**** Excerpted records

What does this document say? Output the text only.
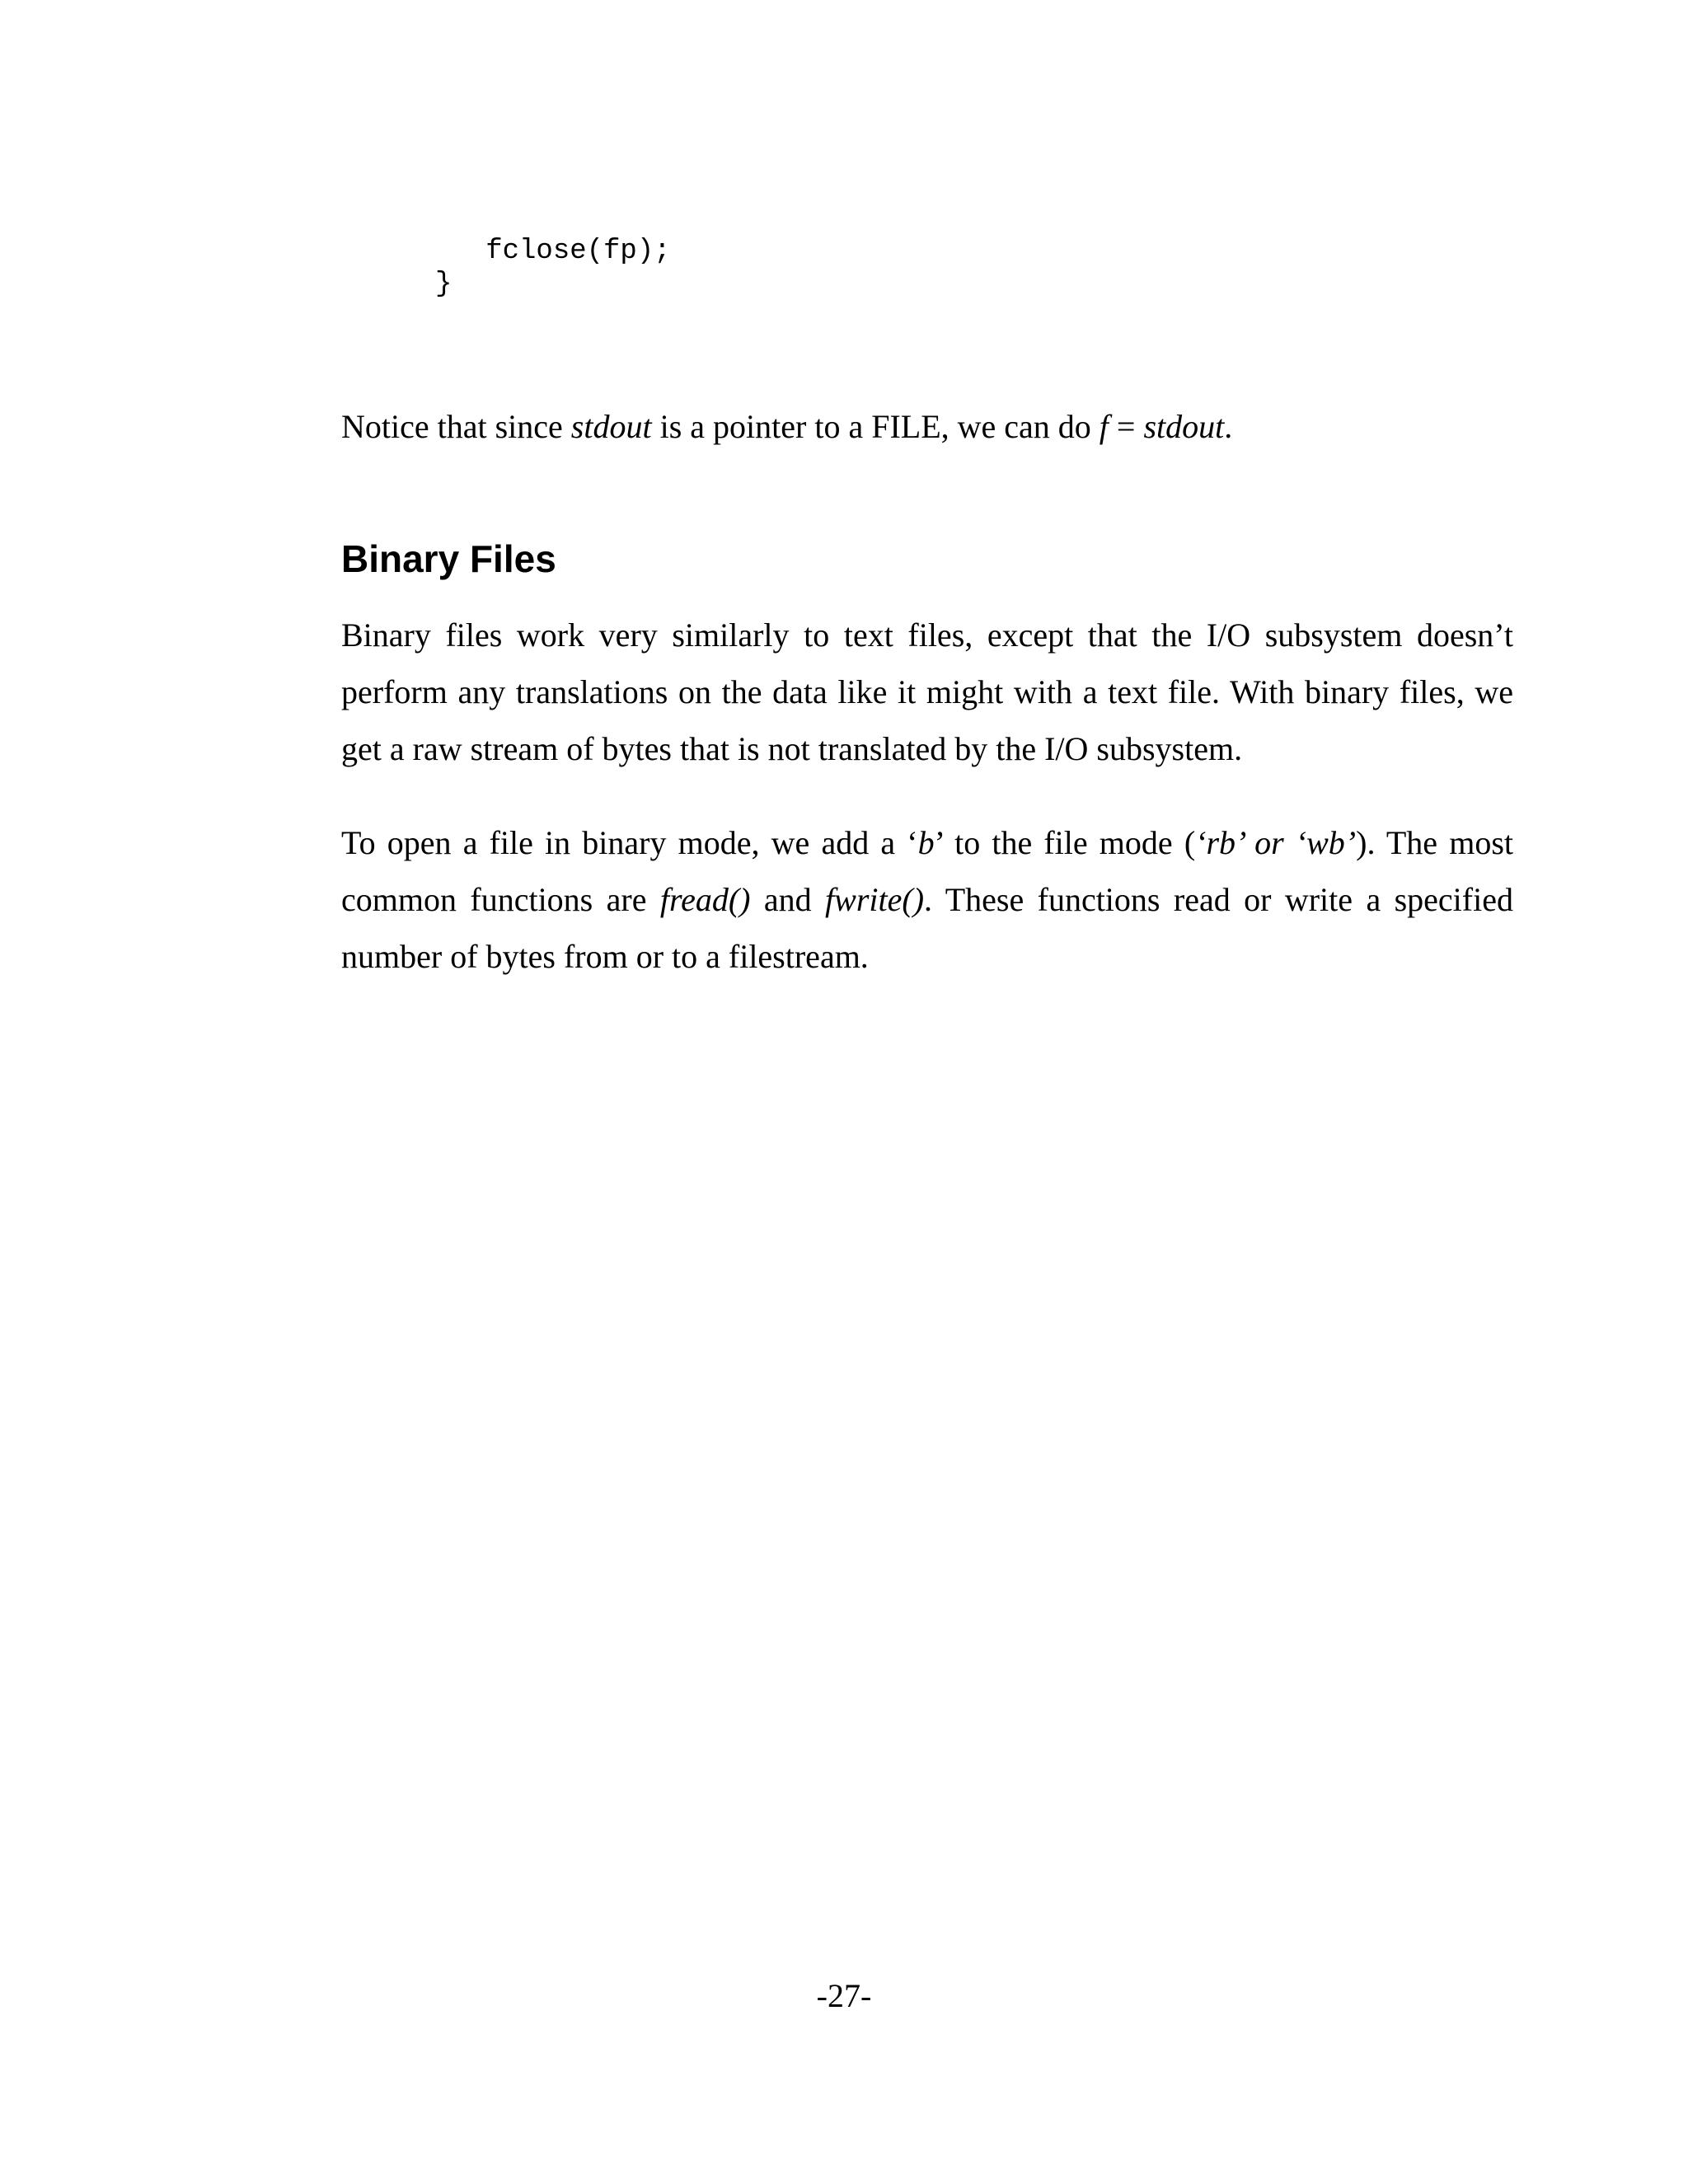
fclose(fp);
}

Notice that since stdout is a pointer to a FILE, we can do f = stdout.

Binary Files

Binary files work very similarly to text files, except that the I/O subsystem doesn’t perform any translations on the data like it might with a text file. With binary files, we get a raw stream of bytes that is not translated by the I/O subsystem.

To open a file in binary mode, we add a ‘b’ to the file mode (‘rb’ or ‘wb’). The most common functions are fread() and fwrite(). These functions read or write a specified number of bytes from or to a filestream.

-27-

********

Search the data for "that" and list every line in which it occurs.

# Exercise solution
Notice that since stdout is a pointer to a FILE, we can do f = stdout.
Binary files work very similarly to text files, except that the I/O subsystem doesn’t perform any translations on the data like it might with a text file. With binary files, we get a raw stream of bytes that is not translated by the I/O subsystem.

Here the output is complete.